TASK STATEMENT =>
Return the number of lines that contain the word "port", and return nothing else.

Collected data
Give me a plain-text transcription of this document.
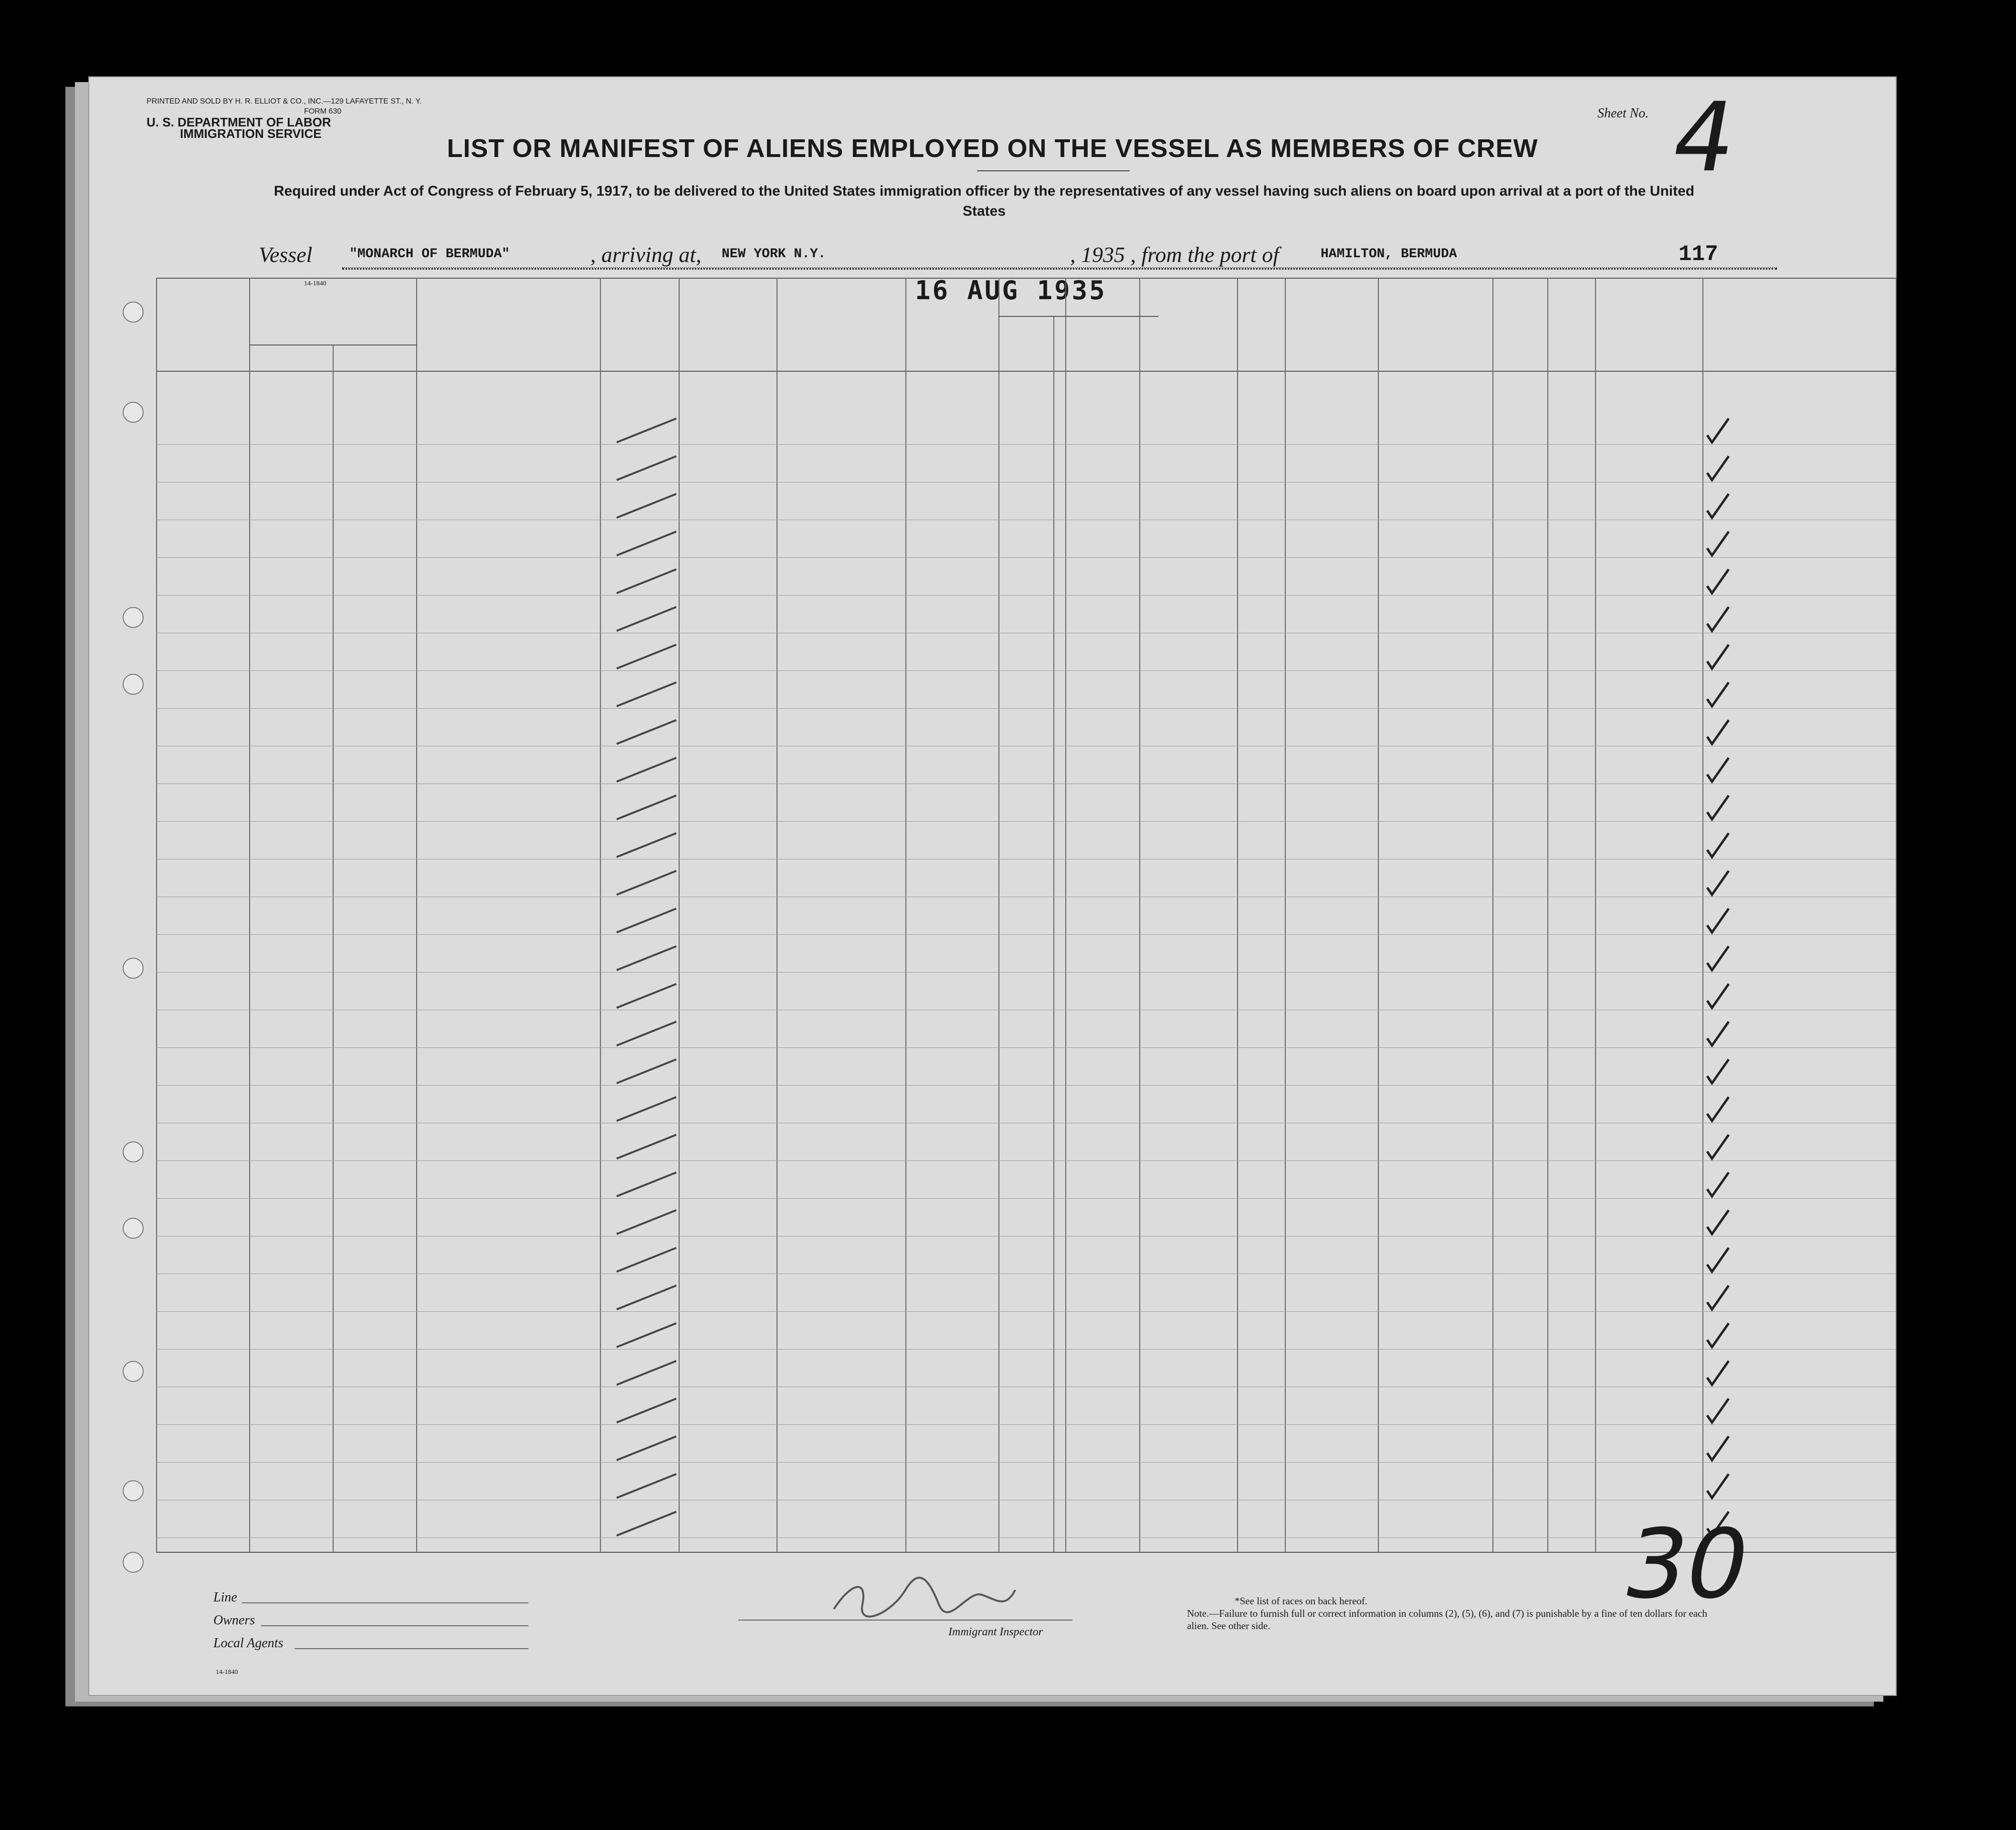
PRINTED AND SOLD BY H. R. ELLIOT & CO., INC.—129 LAFAYETTE ST., N. Y.
FORM 630
U. S. DEPARTMENT OF LABOR
IMMIGRATION SERVICE
Sheet No. 4
LIST OR MANIFEST OF ALIENS EMPLOYED ON THE VESSEL AS MEMBERS OF CREW
Required under Act of Congress of February 5, 1917, to be delivered to the United States immigration officer by the representatives of any vessel having such aliens on board upon arrival at a port of the United States
Vessel	"MONARCH OF BERMUDA"	, arriving at, NEW YORK N.Y.	, 1935 , from the port of	HAMILTON, BERMUDA	117
16 AUG 1935
14-1840
Line
Owners
Local Agents
14-1840
Immigrant Inspector
*See list of races on back hereof.
Note.—Failure to furnish full or correct information in columns (2), (5), (6), and (7) is punishable by a fine of ten dollars for each alien. See other side.
30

WRITTEN SOLUTION =>
2